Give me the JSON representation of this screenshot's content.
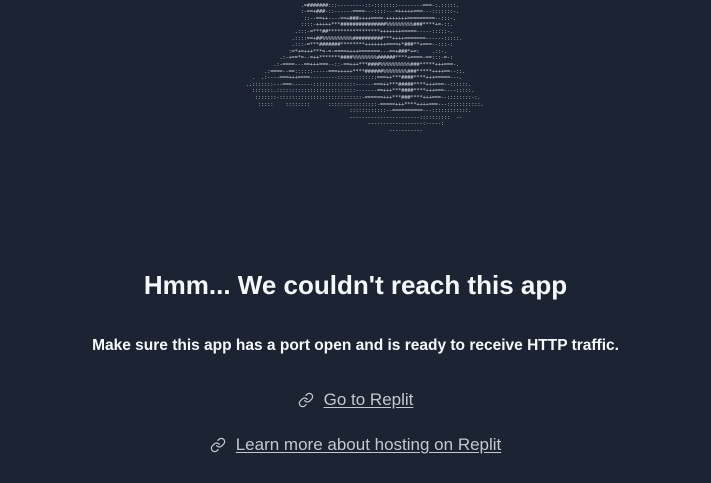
{
  "ascii_art": "                          -+##***#====--::==--::. ..   --         ::\n                        .=#######:::---------::-::::::::--------===-:.:::::.\n                        :-==+###-::------====---::::---=+++++===---:::::::-.\n                         ::--==++----==+###++++====-+++++++=========--:::-.\n                        ::::-+++++***###############%%%%%%%%%###****+=-::.\n                      .:::-=***##*****************+++++++=====-----:::::-.\n                     .::::==+##%%%%%%%%%%##########***++++=======------:::::.\n                     .:::-=***#######********+++++++====+*###**+===--:::-:\n                    :=*+=+++***=-=-====++++=======---==+###*+=:    .::-.\n                 .:-+==*=--=++*******####%%%%%%%%######****+====-==:::-=-:\n               .:-====---==+++===--::-==+++***####%%%%%%%%%%###*****+++===-.\n            .:====--==::::::-----===+++++****######%%%%%%%%###*****++++==--::.\n        .  .:----===+++====---------:::::::::::::===++***####****+++=====---.\n      ..:::::::---===-------::::::::::::::------===++***#####****+++===--::::::.\n        :::::::.::::::::::::::::::::::::::-------==+++***####****+++===----:::::.\n         :::::::-:::::::::::::::::::::::::::-======+++***###****+++===--::::::::-:.\n          :::::    ::::::::      ::::::::::::::::-=====+++****++++===---:::::::::::.\n                                        ::::::::::::--==========---::::::::::::.\n                                        -----------------------::::::::::  --\n                                              ------------------:-----:\n                                                     -----------",
  "headline": "Hmm... We couldn't reach this app",
  "subtext": "Make sure this app has a port open and is ready to receive HTTP traffic.",
  "links": {
    "go_to_replit": "Go to Replit",
    "learn_more": "Learn more about hosting on Replit"
  },
  "icons": {
    "link": "link-icon"
  },
  "colors": {
    "background": "#1c2333",
    "text": "#f5f9fc",
    "link": "#c2c8cc",
    "ascii": "#c9ced6"
  }
}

☆ ☆ ☆ ☆ ☆ ☆ ☆

◆ **WHAT YOU NEED TO DO**
Take the listing above and restate it word for word, without its pictures.

◆ **SOLUTION FOR THIS PROBLEM**
Give me the JSON representation of this screenshot's content.
{
  "ascii_art": "                          -+##***#====--::==--::. ..   --         ::\n                        .=#######:::---------::-::::::::--------===-:.:::::.\n                        :-==+###-::------====---::::---=+++++===---:::::::-.\n                         ::--==++----==+###++++====-+++++++=========--:::-.\n                        ::::-+++++***###############%%%%%%%%%###****+=-::.\n                      .:::-=***##*****************+++++++=====-----:::::-.\n                     .::::==+##%%%%%%%%%%##########***++++=======------:::::.\n                     .:::-=***#######********+++++++====+*###**+===--:::-:\n                    :=*+=+++***=-=-====++++=======---==+###*+=:    .::-.\n                 .:-+==*=--=++*******####%%%%%%%%######****+====-==:::-=-:\n               .:-====---==+++===--::-==+++***####%%%%%%%%%%###*****+++===-.\n            .:====--==::::::-----===+++++****######%%%%%%%%###*****++++==--::.\n        .  .:----===+++====---------:::::::::::::===++***####****+++=====---.\n      ..:::::::---===-------::::::::::::::------===++***#####****+++===--::::::.\n        :::::::.::::::::::::::::::::::::::-------==+++***####****+++===----:::::.\n         :::::::-:::::::::::::::::::::::::::-======+++***###****+++===--::::::::-:.\n          :::::    ::::::::      ::::::::::::::::-=====+++****++++===---:::::::::::.\n                                        ::::::::::::--==========---::::::::::::.\n                                        -----------------------::::::::::  --\n                                              ------------------:-----:\n                                                     -----------",
  "headline": "Hmm... We couldn't reach this app",
  "subtext": "Make sure this app has a port open and is ready to receive HTTP traffic.",
  "links": {
    "go_to_replit": "Go to Replit",
    "learn_more": "Learn more about hosting on Replit"
  },
  "icons": {
    "link": "link-icon"
  },
  "colors": {
    "background": "#1c2333",
    "text": "#f5f9fc",
    "link": "#c2c8cc",
    "ascii": "#c9ced6"
  }
}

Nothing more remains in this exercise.